Repeat all the material exactly; pictures stay out of your copy.

(Figure dataset records)
+--
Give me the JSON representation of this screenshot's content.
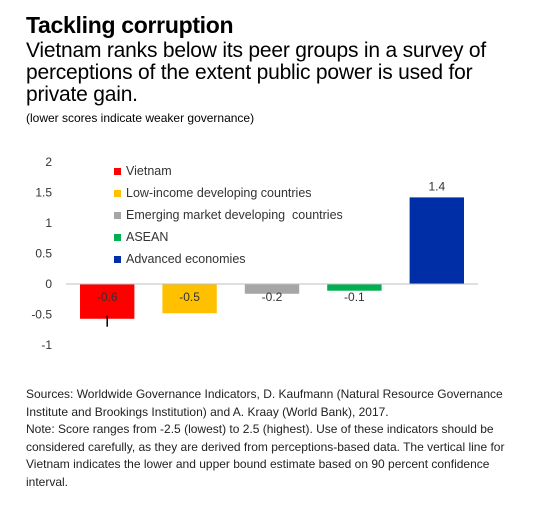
{
  "title": "Tackling corruption",
  "subtitle": "Vietnam ranks below its peer groups in a survey of perceptions of the extent public power is used for private gain.",
  "note": "(lower scores indicate weaker governance)",
  "chart_data": {
    "type": "bar",
    "title": "",
    "xlabel": "",
    "ylabel": "",
    "ylim": [
      -1,
      2
    ],
    "yticks": [
      2,
      1.5,
      1,
      0.5,
      0,
      -0.5,
      -1
    ],
    "ytick_labels": [
      "2",
      "1.5",
      "1",
      "0.5",
      "0",
      "-0.5",
      "-1"
    ],
    "grid": false,
    "legend_position": "top-left",
    "categories": [
      "Vietnam",
      "Low-income developing countries",
      "Emerging market developing  countries",
      "ASEAN",
      "Advanced economies"
    ],
    "values": [
      -0.57,
      -0.48,
      -0.16,
      -0.11,
      1.42
    ],
    "data_labels": [
      "-0.6",
      "-0.5",
      "-0.2",
      "-0.1",
      "1.4"
    ],
    "colors": [
      "#ff0000",
      "#ffc000",
      "#a6a6a6",
      "#00b050",
      "#002ea6"
    ],
    "error_bar": {
      "category": "Vietnam",
      "low": -0.7,
      "high": -0.52
    }
  },
  "sources": "Sources: Worldwide Governance Indicators, D. Kaufmann (Natural Resource Governance Institute and Brookings Institution) and A. Kraay (World Bank), 2017.",
  "footnote": "Note: Score ranges from -2.5 (lowest) to 2.5 (highest). Use of these indicators should be considered carefully, as they are derived from perceptions-based data. The vertical line for Vietnam indicates the lower and upper bound estimate based on 90 percent confidence interval."
}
+--
* _EXPECTED OUTPUT_:
Give me the JSON representation of this screenshot's content.
{
  "title": "Tackling corruption",
  "subtitle": "Vietnam ranks below its peer groups in a survey of perceptions of the extent public power is used for private gain.",
  "note": "(lower scores indicate weaker governance)",
  "chart_data": {
    "type": "bar",
    "title": "",
    "xlabel": "",
    "ylabel": "",
    "ylim": [
      -1,
      2
    ],
    "yticks": [
      2,
      1.5,
      1,
      0.5,
      0,
      -0.5,
      -1
    ],
    "ytick_labels": [
      "2",
      "1.5",
      "1",
      "0.5",
      "0",
      "-0.5",
      "-1"
    ],
    "grid": false,
    "legend_position": "top-left",
    "categories": [
      "Vietnam",
      "Low-income developing countries",
      "Emerging market developing  countries",
      "ASEAN",
      "Advanced economies"
    ],
    "values": [
      -0.57,
      -0.48,
      -0.16,
      -0.11,
      1.42
    ],
    "data_labels": [
      "-0.6",
      "-0.5",
      "-0.2",
      "-0.1",
      "1.4"
    ],
    "colors": [
      "#ff0000",
      "#ffc000",
      "#a6a6a6",
      "#00b050",
      "#002ea6"
    ],
    "error_bar": {
      "category": "Vietnam",
      "low": -0.7,
      "high": -0.52
    }
  },
  "sources": "Sources: Worldwide Governance Indicators, D. Kaufmann (Natural Resource Governance Institute and Brookings Institution) and A. Kraay (World Bank), 2017.",
  "footnote": "Note: Score ranges from -2.5 (lowest) to 2.5 (highest). Use of these indicators should be considered carefully, as they are derived from perceptions-based data. The vertical line for Vietnam indicates the lower and upper bound estimate based on 90 percent confidence interval."
}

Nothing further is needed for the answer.